The task:
Find the string "selection" in the records. Copy every line it appears in.

Data listing:
:::::
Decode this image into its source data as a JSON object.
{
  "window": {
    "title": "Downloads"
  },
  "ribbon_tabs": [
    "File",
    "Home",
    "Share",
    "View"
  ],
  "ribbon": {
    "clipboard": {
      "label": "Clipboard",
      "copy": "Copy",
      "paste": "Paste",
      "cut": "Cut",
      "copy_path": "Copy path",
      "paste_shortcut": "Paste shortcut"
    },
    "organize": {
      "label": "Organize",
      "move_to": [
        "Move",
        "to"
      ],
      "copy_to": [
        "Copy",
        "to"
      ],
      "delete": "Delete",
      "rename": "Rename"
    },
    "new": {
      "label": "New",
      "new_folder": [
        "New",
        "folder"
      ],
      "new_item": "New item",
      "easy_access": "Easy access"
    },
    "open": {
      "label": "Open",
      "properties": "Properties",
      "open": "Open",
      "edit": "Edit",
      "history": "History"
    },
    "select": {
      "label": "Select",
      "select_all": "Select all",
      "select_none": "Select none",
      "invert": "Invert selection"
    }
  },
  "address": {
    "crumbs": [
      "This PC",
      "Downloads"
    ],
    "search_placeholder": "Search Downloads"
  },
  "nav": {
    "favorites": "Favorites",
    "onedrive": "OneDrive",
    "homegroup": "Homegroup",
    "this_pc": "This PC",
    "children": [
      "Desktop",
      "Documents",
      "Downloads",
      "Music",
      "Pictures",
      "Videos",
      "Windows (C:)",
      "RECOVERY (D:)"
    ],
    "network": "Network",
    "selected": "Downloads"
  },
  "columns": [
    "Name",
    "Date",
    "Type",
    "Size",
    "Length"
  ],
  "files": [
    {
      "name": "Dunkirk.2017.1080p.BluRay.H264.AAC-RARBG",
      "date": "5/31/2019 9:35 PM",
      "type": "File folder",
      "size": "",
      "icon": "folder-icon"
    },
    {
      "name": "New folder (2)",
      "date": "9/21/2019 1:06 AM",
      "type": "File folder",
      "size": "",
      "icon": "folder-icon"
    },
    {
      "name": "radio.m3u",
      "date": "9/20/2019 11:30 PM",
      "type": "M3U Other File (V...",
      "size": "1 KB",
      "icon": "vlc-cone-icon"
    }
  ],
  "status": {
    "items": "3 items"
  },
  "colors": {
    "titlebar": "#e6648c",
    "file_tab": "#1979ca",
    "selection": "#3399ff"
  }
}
:::::
Result for this task:
      "invert": "Invert selection"
    "selection": "#3399ff"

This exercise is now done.